> _Dataset items_:
* BEGIN *

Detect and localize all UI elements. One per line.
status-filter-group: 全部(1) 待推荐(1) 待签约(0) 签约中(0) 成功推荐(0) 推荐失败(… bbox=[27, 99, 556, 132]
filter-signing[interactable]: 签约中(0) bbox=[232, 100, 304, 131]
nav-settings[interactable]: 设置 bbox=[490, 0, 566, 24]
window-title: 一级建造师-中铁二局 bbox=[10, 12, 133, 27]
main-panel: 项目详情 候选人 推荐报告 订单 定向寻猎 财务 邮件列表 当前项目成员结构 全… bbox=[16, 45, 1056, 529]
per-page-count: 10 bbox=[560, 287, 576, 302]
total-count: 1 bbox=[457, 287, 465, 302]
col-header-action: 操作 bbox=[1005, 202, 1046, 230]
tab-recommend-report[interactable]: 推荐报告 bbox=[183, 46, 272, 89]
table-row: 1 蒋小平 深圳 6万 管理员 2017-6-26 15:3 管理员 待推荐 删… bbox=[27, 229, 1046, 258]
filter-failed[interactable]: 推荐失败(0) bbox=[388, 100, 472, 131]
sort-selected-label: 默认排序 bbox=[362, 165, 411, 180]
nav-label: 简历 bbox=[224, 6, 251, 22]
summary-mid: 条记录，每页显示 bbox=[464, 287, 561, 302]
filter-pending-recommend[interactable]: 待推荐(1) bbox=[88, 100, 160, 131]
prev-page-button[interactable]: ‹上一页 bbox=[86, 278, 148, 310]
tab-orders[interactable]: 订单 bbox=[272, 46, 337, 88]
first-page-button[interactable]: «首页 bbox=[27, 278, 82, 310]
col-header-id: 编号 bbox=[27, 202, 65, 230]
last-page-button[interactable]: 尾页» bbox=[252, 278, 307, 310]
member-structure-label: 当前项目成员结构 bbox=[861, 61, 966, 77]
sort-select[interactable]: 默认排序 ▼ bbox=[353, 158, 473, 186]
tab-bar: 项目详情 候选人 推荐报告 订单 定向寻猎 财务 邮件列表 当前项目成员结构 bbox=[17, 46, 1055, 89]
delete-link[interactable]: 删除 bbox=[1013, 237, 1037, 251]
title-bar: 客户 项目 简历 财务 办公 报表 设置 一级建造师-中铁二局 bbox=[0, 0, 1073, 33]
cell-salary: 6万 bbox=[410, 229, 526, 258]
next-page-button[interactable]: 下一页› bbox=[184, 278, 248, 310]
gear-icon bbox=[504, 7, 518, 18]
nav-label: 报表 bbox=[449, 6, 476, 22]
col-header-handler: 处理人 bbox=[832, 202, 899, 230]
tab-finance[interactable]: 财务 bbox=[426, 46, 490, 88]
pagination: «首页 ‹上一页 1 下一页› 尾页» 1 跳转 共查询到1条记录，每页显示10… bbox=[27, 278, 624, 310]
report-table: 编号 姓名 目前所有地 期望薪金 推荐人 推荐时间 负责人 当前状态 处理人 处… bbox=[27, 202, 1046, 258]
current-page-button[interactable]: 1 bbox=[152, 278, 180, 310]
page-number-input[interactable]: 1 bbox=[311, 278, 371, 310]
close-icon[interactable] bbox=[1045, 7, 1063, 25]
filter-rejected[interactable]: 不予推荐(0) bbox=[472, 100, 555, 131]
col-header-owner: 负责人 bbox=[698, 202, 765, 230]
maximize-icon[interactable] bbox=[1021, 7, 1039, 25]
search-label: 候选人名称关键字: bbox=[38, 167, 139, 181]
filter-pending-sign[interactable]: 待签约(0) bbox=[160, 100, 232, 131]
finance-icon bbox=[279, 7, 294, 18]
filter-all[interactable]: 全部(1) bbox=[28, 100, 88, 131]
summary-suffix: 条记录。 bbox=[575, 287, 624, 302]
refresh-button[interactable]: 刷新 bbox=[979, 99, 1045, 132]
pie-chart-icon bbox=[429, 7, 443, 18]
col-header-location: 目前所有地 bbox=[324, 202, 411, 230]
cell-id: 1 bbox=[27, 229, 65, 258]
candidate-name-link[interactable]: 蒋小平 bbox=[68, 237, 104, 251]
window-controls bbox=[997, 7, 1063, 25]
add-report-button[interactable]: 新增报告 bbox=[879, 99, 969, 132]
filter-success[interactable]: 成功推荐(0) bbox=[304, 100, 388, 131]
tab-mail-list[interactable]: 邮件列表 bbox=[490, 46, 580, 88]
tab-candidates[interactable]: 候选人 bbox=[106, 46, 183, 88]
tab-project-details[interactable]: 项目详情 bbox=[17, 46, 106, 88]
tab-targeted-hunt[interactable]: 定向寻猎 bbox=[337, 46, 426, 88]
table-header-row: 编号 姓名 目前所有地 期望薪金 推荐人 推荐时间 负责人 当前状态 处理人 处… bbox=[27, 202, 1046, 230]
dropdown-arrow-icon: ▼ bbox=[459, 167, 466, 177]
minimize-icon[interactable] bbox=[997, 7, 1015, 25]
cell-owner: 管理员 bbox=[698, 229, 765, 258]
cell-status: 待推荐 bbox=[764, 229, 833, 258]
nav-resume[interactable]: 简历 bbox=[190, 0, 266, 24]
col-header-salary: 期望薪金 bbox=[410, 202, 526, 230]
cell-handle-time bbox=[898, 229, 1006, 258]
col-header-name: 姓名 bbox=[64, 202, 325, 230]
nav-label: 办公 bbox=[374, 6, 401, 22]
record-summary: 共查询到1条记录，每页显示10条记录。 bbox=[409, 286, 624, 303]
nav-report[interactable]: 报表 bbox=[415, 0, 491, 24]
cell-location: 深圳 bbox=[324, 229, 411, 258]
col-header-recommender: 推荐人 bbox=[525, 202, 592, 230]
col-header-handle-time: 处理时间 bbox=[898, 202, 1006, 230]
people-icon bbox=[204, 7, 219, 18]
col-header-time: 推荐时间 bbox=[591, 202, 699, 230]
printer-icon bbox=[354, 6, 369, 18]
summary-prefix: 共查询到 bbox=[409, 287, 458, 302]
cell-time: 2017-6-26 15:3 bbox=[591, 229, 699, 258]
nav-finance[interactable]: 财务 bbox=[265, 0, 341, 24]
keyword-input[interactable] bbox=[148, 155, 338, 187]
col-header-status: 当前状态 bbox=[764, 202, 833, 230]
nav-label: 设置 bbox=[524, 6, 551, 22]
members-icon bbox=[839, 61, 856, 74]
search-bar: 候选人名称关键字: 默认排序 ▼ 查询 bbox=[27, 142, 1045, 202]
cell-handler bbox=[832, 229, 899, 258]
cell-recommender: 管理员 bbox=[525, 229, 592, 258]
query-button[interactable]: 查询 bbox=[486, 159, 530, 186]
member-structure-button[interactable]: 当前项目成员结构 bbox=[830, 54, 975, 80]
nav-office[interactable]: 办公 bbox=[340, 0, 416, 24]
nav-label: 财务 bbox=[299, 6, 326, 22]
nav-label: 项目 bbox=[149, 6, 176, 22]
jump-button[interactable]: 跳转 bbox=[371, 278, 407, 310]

* END *

> _WHAT IS ASKED_: Reproduce all of the rows, substituting "column-header" for every occurrence of "col-header" and leaving everything else unchanged.

> _THE COMPLETED TASK_:
Detect and localize all UI elements. One per line.
status-filter-group: 全部(1) 待推荐(1) 待签约(0) 签约中(0) 成功推荐(0) 推荐失败(… bbox=[27, 99, 556, 132]
filter-signing[interactable]: 签约中(0) bbox=[232, 100, 304, 131]
nav-settings[interactable]: 设置 bbox=[490, 0, 566, 24]
window-title: 一级建造师-中铁二局 bbox=[10, 12, 133, 27]
main-panel: 项目详情 候选人 推荐报告 订单 定向寻猎 财务 邮件列表 当前项目成员结构 全… bbox=[16, 45, 1056, 529]
per-page-count: 10 bbox=[560, 287, 576, 302]
total-count: 1 bbox=[457, 287, 465, 302]
column-header-action: 操作 bbox=[1005, 202, 1046, 230]
tab-recommend-report[interactable]: 推荐报告 bbox=[183, 46, 272, 89]
table-row: 1 蒋小平 深圳 6万 管理员 2017-6-26 15:3 管理员 待推荐 删… bbox=[27, 229, 1046, 258]
filter-failed[interactable]: 推荐失败(0) bbox=[388, 100, 472, 131]
sort-selected-label: 默认排序 bbox=[362, 165, 411, 180]
nav-label: 简历 bbox=[224, 6, 251, 22]
summary-mid: 条记录，每页显示 bbox=[464, 287, 561, 302]
filter-pending-recommend[interactable]: 待推荐(1) bbox=[88, 100, 160, 131]
prev-page-button[interactable]: ‹上一页 bbox=[86, 278, 148, 310]
tab-orders[interactable]: 订单 bbox=[272, 46, 337, 88]
first-page-button[interactable]: «首页 bbox=[27, 278, 82, 310]
column-header-id: 编号 bbox=[27, 202, 65, 230]
last-page-button[interactable]: 尾页» bbox=[252, 278, 307, 310]
member-structure-label: 当前项目成员结构 bbox=[861, 61, 966, 77]
sort-select[interactable]: 默认排序 ▼ bbox=[353, 158, 473, 186]
tab-bar: 项目详情 候选人 推荐报告 订单 定向寻猎 财务 邮件列表 当前项目成员结构 bbox=[17, 46, 1055, 89]
delete-link[interactable]: 删除 bbox=[1013, 237, 1037, 251]
title-bar: 客户 项目 简历 财务 办公 报表 设置 一级建造师-中铁二局 bbox=[0, 0, 1073, 33]
cell-salary: 6万 bbox=[410, 229, 526, 258]
next-page-button[interactable]: 下一页› bbox=[184, 278, 248, 310]
gear-icon bbox=[504, 7, 518, 18]
nav-label: 报表 bbox=[449, 6, 476, 22]
column-header-handler: 处理人 bbox=[832, 202, 899, 230]
tab-finance[interactable]: 财务 bbox=[426, 46, 490, 88]
pagination: «首页 ‹上一页 1 下一页› 尾页» 1 跳转 共查询到1条记录，每页显示10… bbox=[27, 278, 624, 310]
report-table: 编号 姓名 目前所有地 期望薪金 推荐人 推荐时间 负责人 当前状态 处理人 处… bbox=[27, 202, 1046, 258]
current-page-button[interactable]: 1 bbox=[152, 278, 180, 310]
page-number-input[interactable]: 1 bbox=[311, 278, 371, 310]
close-icon[interactable] bbox=[1045, 7, 1063, 25]
filter-rejected[interactable]: 不予推荐(0) bbox=[472, 100, 555, 131]
column-header-owner: 负责人 bbox=[698, 202, 765, 230]
maximize-icon[interactable] bbox=[1021, 7, 1039, 25]
search-label: 候选人名称关键字: bbox=[38, 167, 139, 181]
filter-pending-sign[interactable]: 待签约(0) bbox=[160, 100, 232, 131]
finance-icon bbox=[279, 7, 294, 18]
filter-all[interactable]: 全部(1) bbox=[28, 100, 88, 131]
summary-suffix: 条记录。 bbox=[575, 287, 624, 302]
refresh-button[interactable]: 刷新 bbox=[979, 99, 1045, 132]
pie-chart-icon bbox=[429, 7, 443, 18]
column-header-location: 目前所有地 bbox=[324, 202, 411, 230]
cell-id: 1 bbox=[27, 229, 65, 258]
candidate-name-link[interactable]: 蒋小平 bbox=[68, 237, 104, 251]
window-controls bbox=[997, 7, 1063, 25]
add-report-button[interactable]: 新增报告 bbox=[879, 99, 969, 132]
filter-success[interactable]: 成功推荐(0) bbox=[304, 100, 388, 131]
tab-mail-list[interactable]: 邮件列表 bbox=[490, 46, 580, 88]
tab-candidates[interactable]: 候选人 bbox=[106, 46, 183, 88]
tab-project-details[interactable]: 项目详情 bbox=[17, 46, 106, 88]
tab-targeted-hunt[interactable]: 定向寻猎 bbox=[337, 46, 426, 88]
table-header-row: 编号 姓名 目前所有地 期望薪金 推荐人 推荐时间 负责人 当前状态 处理人 处… bbox=[27, 202, 1046, 230]
dropdown-arrow-icon: ▼ bbox=[459, 167, 466, 177]
minimize-icon[interactable] bbox=[997, 7, 1015, 25]
cell-owner: 管理员 bbox=[698, 229, 765, 258]
cell-status: 待推荐 bbox=[764, 229, 833, 258]
nav-resume[interactable]: 简历 bbox=[190, 0, 266, 24]
column-header-salary: 期望薪金 bbox=[410, 202, 526, 230]
cell-handle-time bbox=[898, 229, 1006, 258]
column-header-name: 姓名 bbox=[64, 202, 325, 230]
nav-label: 办公 bbox=[374, 6, 401, 22]
record-summary: 共查询到1条记录，每页显示10条记录。 bbox=[409, 286, 624, 303]
nav-report[interactable]: 报表 bbox=[415, 0, 491, 24]
cell-location: 深圳 bbox=[324, 229, 411, 258]
column-header-recommender: 推荐人 bbox=[525, 202, 592, 230]
column-header-handle-time: 处理时间 bbox=[898, 202, 1006, 230]
people-icon bbox=[204, 7, 219, 18]
column-header-time: 推荐时间 bbox=[591, 202, 699, 230]
printer-icon bbox=[354, 6, 369, 18]
summary-prefix: 共查询到 bbox=[409, 287, 458, 302]
cell-time: 2017-6-26 15:3 bbox=[591, 229, 699, 258]
nav-finance[interactable]: 财务 bbox=[265, 0, 341, 24]
keyword-input[interactable] bbox=[148, 155, 338, 187]
column-header-status: 当前状态 bbox=[764, 202, 833, 230]
nav-label: 设置 bbox=[524, 6, 551, 22]
members-icon bbox=[839, 61, 856, 74]
search-bar: 候选人名称关键字: 默认排序 ▼ 查询 bbox=[27, 142, 1045, 202]
cell-handler bbox=[832, 229, 899, 258]
cell-recommender: 管理员 bbox=[525, 229, 592, 258]
query-button[interactable]: 查询 bbox=[486, 159, 530, 186]
member-structure-button[interactable]: 当前项目成员结构 bbox=[830, 54, 975, 80]
nav-office[interactable]: 办公 bbox=[340, 0, 416, 24]
nav-label: 财务 bbox=[299, 6, 326, 22]
nav-label: 项目 bbox=[149, 6, 176, 22]
jump-button[interactable]: 跳转 bbox=[371, 278, 407, 310]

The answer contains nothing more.